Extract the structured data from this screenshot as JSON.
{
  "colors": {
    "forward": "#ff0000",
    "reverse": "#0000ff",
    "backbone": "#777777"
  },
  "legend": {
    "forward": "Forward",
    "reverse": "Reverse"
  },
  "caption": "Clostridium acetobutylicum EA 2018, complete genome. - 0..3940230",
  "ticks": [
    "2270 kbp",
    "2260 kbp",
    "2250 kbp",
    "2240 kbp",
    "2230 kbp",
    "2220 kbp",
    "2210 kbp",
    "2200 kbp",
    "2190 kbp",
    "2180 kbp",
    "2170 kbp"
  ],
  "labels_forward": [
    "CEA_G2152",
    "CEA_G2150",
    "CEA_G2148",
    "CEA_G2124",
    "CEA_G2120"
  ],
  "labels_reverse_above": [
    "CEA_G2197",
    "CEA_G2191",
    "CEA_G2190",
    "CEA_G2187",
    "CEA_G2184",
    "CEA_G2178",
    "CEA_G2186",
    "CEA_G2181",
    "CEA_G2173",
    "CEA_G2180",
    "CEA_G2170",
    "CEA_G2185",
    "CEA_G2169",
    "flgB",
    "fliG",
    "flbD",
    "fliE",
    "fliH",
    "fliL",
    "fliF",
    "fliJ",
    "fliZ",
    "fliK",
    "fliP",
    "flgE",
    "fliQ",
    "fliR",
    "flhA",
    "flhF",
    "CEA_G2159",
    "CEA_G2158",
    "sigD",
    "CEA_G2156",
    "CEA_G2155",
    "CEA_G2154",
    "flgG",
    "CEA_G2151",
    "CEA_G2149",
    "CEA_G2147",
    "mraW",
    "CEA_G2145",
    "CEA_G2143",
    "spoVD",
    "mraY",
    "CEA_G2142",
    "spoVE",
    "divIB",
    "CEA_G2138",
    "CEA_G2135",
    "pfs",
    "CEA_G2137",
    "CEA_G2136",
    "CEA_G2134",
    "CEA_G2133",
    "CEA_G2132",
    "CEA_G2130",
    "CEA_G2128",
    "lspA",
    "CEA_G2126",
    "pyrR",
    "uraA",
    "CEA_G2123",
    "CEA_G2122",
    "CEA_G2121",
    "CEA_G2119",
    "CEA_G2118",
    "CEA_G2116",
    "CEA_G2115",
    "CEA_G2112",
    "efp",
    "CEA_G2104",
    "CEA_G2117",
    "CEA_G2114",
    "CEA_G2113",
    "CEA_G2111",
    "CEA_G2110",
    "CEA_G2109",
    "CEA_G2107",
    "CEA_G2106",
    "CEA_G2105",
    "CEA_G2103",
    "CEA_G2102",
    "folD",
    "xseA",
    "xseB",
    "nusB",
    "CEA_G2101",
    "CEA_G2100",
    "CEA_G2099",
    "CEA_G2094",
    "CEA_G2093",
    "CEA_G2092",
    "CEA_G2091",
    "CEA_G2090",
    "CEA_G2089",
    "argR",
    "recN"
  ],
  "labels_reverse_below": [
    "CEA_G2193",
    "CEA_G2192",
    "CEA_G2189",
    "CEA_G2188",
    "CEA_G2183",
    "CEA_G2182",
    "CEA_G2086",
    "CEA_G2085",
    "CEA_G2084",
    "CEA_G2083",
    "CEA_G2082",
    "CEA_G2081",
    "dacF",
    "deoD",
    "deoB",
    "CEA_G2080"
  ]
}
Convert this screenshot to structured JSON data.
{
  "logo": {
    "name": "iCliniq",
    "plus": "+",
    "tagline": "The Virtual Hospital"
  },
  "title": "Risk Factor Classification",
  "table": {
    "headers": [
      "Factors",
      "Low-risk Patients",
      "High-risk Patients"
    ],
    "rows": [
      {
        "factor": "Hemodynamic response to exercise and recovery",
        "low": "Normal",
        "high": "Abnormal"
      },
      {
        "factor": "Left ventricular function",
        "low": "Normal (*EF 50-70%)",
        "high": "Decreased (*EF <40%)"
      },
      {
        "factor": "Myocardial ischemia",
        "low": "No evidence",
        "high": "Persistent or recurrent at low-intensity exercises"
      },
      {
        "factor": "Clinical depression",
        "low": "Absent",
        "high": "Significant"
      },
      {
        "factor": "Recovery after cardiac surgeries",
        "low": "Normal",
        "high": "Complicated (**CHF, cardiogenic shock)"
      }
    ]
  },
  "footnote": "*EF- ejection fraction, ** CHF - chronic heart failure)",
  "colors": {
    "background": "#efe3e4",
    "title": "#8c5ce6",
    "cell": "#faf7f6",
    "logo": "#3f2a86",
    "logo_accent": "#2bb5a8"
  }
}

_WHAT TO DO_: Retype the entries above exactly as they appear.

_RESPONSE BELOW_:
Extract the structured data from this screenshot as JSON.
{
  "colors": {
    "forward": "#ff0000",
    "reverse": "#0000ff",
    "backbone": "#777777"
  },
  "legend": {
    "forward": "Forward",
    "reverse": "Reverse"
  },
  "caption": "Clostridium acetobutylicum EA 2018, complete genome. - 0..3940230",
  "ticks": [
    "2270 kbp",
    "2260 kbp",
    "2250 kbp",
    "2240 kbp",
    "2230 kbp",
    "2220 kbp",
    "2210 kbp",
    "2200 kbp",
    "2190 kbp",
    "2180 kbp",
    "2170 kbp"
  ],
  "labels_forward": [
    "CEA_G2152",
    "CEA_G2150",
    "CEA_G2148",
    "CEA_G2124",
    "CEA_G2120"
  ],
  "labels_reverse_above": [
    "CEA_G2197",
    "CEA_G2191",
    "CEA_G2190",
    "CEA_G2187",
    "CEA_G2184",
    "CEA_G2178",
    "CEA_G2186",
    "CEA_G2181",
    "CEA_G2173",
    "CEA_G2180",
    "CEA_G2170",
    "CEA_G2185",
    "CEA_G2169",
    "flgB",
    "fliG",
    "flbD",
    "fliE",
    "fliH",
    "fliL",
    "fliF",
    "fliJ",
    "fliZ",
    "fliK",
    "fliP",
    "flgE",
    "fliQ",
    "fliR",
    "flhA",
    "flhF",
    "CEA_G2159",
    "CEA_G2158",
    "sigD",
    "CEA_G2156",
    "CEA_G2155",
    "CEA_G2154",
    "flgG",
    "CEA_G2151",
    "CEA_G2149",
    "CEA_G2147",
    "mraW",
    "CEA_G2145",
    "CEA_G2143",
    "spoVD",
    "mraY",
    "CEA_G2142",
    "spoVE",
    "divIB",
    "CEA_G2138",
    "CEA_G2135",
    "pfs",
    "CEA_G2137",
    "CEA_G2136",
    "CEA_G2134",
    "CEA_G2133",
    "CEA_G2132",
    "CEA_G2130",
    "CEA_G2128",
    "lspA",
    "CEA_G2126",
    "pyrR",
    "uraA",
    "CEA_G2123",
    "CEA_G2122",
    "CEA_G2121",
    "CEA_G2119",
    "CEA_G2118",
    "CEA_G2116",
    "CEA_G2115",
    "CEA_G2112",
    "efp",
    "CEA_G2104",
    "CEA_G2117",
    "CEA_G2114",
    "CEA_G2113",
    "CEA_G2111",
    "CEA_G2110",
    "CEA_G2109",
    "CEA_G2107",
    "CEA_G2106",
    "CEA_G2105",
    "CEA_G2103",
    "CEA_G2102",
    "folD",
    "xseA",
    "xseB",
    "nusB",
    "CEA_G2101",
    "CEA_G2100",
    "CEA_G2099",
    "CEA_G2094",
    "CEA_G2093",
    "CEA_G2092",
    "CEA_G2091",
    "CEA_G2090",
    "CEA_G2089",
    "argR",
    "recN"
  ],
  "labels_reverse_below": [
    "CEA_G2193",
    "CEA_G2192",
    "CEA_G2189",
    "CEA_G2188",
    "CEA_G2183",
    "CEA_G2182",
    "CEA_G2086",
    "CEA_G2085",
    "CEA_G2084",
    "CEA_G2083",
    "CEA_G2082",
    "CEA_G2081",
    "dacF",
    "deoD",
    "deoB",
    "CEA_G2080"
  ]
}
Convert this screenshot to structured JSON data.
{
  "logo": {
    "name": "iCliniq",
    "plus": "+",
    "tagline": "The Virtual Hospital"
  },
  "title": "Risk Factor Classification",
  "table": {
    "headers": [
      "Factors",
      "Low-risk Patients",
      "High-risk Patients"
    ],
    "rows": [
      {
        "factor": "Hemodynamic response to exercise and recovery",
        "low": "Normal",
        "high": "Abnormal"
      },
      {
        "factor": "Left ventricular function",
        "low": "Normal (*EF 50-70%)",
        "high": "Decreased (*EF <40%)"
      },
      {
        "factor": "Myocardial ischemia",
        "low": "No evidence",
        "high": "Persistent or recurrent at low-intensity exercises"
      },
      {
        "factor": "Clinical depression",
        "low": "Absent",
        "high": "Significant"
      },
      {
        "factor": "Recovery after cardiac surgeries",
        "low": "Normal",
        "high": "Complicated (**CHF, cardiogenic shock)"
      }
    ]
  },
  "footnote": "*EF- ejection fraction, ** CHF - chronic heart failure)",
  "colors": {
    "background": "#efe3e4",
    "title": "#8c5ce6",
    "cell": "#faf7f6",
    "logo": "#3f2a86",
    "logo_accent": "#2bb5a8"
  }
}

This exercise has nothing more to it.